### Task to complete
Return the listing below verbatim. Pictures do not belong in the copy.
▼▼▼
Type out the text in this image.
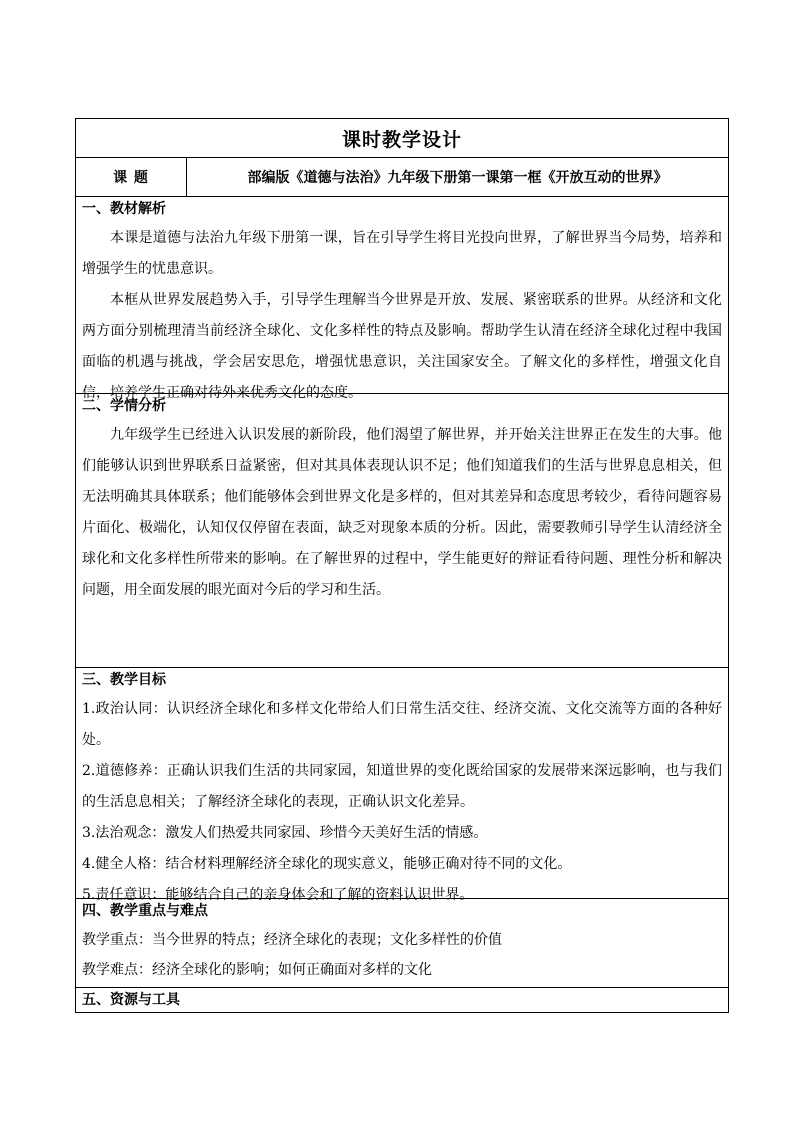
课时教学设计
课 题	部编版《道德与法治》九年级下册第一课第一框《开放互动的世界》
一、教材解析

本课是道德与法治九年级下册第一课，旨在引导学生将目光投向世界，了解世界当今局势，培养和增强学生的忧患意识。

本框从世界发展趋势入手，引导学生理解当今世界是开放、发展、紧密联系的世界。从经济和文化两方面分别梳理清当前经济全球化、文化多样性的特点及影响。帮助学生认清在经济全球化过程中我国面临的机遇与挑战，学会居安思危，增强忧患意识，关注国家安全。了解文化的多样性，增强文化自信，培养学生正确对待外来优秀文化的态度。

二、学情分析

九年级学生已经进入认识发展的新阶段，他们渴望了解世界，并开始关注世界正在发生的大事。他们能够认识到世界联系日益紧密，但对其具体表现认识不足；他们知道我们的生活与世界息息相关，但无法明确其具体联系；他们能够体会到世界文化是多样的，但对其差异和态度思考较少，看待问题容易片面化、极端化，认知仅仅停留在表面，缺乏对现象本质的分析。因此，需要教师引导学生认清经济全球化和文化多样性所带来的影响。在了解世界的过程中，学生能更好的辩证看待问题、理性分析和解决问题，用全面发展的眼光面对今后的学习和生活。

三、教学目标

1.政治认同：认识经济全球化和多样文化带给人们日常生活交往、经济交流、文化交流等方面的各种好处。

2.道德修养：正确认识我们生活的共同家园，知道世界的变化既给国家的发展带来深远影响，也与我们的生活息息相关；了解经济全球化的表现，正确认识文化差异。

3.法治观念：激发人们热爱共同家园、珍惜今天美好生活的情感。

4.健全人格：结合材料理解经济全球化的现实意义，能够正确对待不同的文化。

5.责任意识：能够结合自己的亲身体会和了解的资料认识世界。

四、教学重点与难点

教学重点：当今世界的特点；经济全球化的表现；文化多样性的价值

教学难点：经济全球化的影响；如何正确面对多样的文化

五、资源与工具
▲▲▲
### Solution for this problem
Type out the text in this image.
课时教学设计
课 题	部编版《道德与法治》九年级下册第一课第一框《开放互动的世界》
一、教材解析

本课是道德与法治九年级下册第一课，旨在引导学生将目光投向世界，了解世界当今局势，培养和增强学生的忧患意识。

本框从世界发展趋势入手，引导学生理解当今世界是开放、发展、紧密联系的世界。从经济和文化两方面分别梳理清当前经济全球化、文化多样性的特点及影响。帮助学生认清在经济全球化过程中我国面临的机遇与挑战，学会居安思危，增强忧患意识，关注国家安全。了解文化的多样性，增强文化自信，培养学生正确对待外来优秀文化的态度。

二、学情分析

九年级学生已经进入认识发展的新阶段，他们渴望了解世界，并开始关注世界正在发生的大事。他们能够认识到世界联系日益紧密，但对其具体表现认识不足；他们知道我们的生活与世界息息相关，但无法明确其具体联系；他们能够体会到世界文化是多样的，但对其差异和态度思考较少，看待问题容易片面化、极端化，认知仅仅停留在表面，缺乏对现象本质的分析。因此，需要教师引导学生认清经济全球化和文化多样性所带来的影响。在了解世界的过程中，学生能更好的辩证看待问题、理性分析和解决问题，用全面发展的眼光面对今后的学习和生活。

三、教学目标

1.政治认同：认识经济全球化和多样文化带给人们日常生活交往、经济交流、文化交流等方面的各种好处。

2.道德修养：正确认识我们生活的共同家园，知道世界的变化既给国家的发展带来深远影响，也与我们的生活息息相关；了解经济全球化的表现，正确认识文化差异。

3.法治观念：激发人们热爱共同家园、珍惜今天美好生活的情感。

4.健全人格：结合材料理解经济全球化的现实意义，能够正确对待不同的文化。

5.责任意识：能够结合自己的亲身体会和了解的资料认识世界。

四、教学重点与难点

教学重点：当今世界的特点；经济全球化的表现；文化多样性的价值

教学难点：经济全球化的影响；如何正确面对多样的文化

五、资源与工具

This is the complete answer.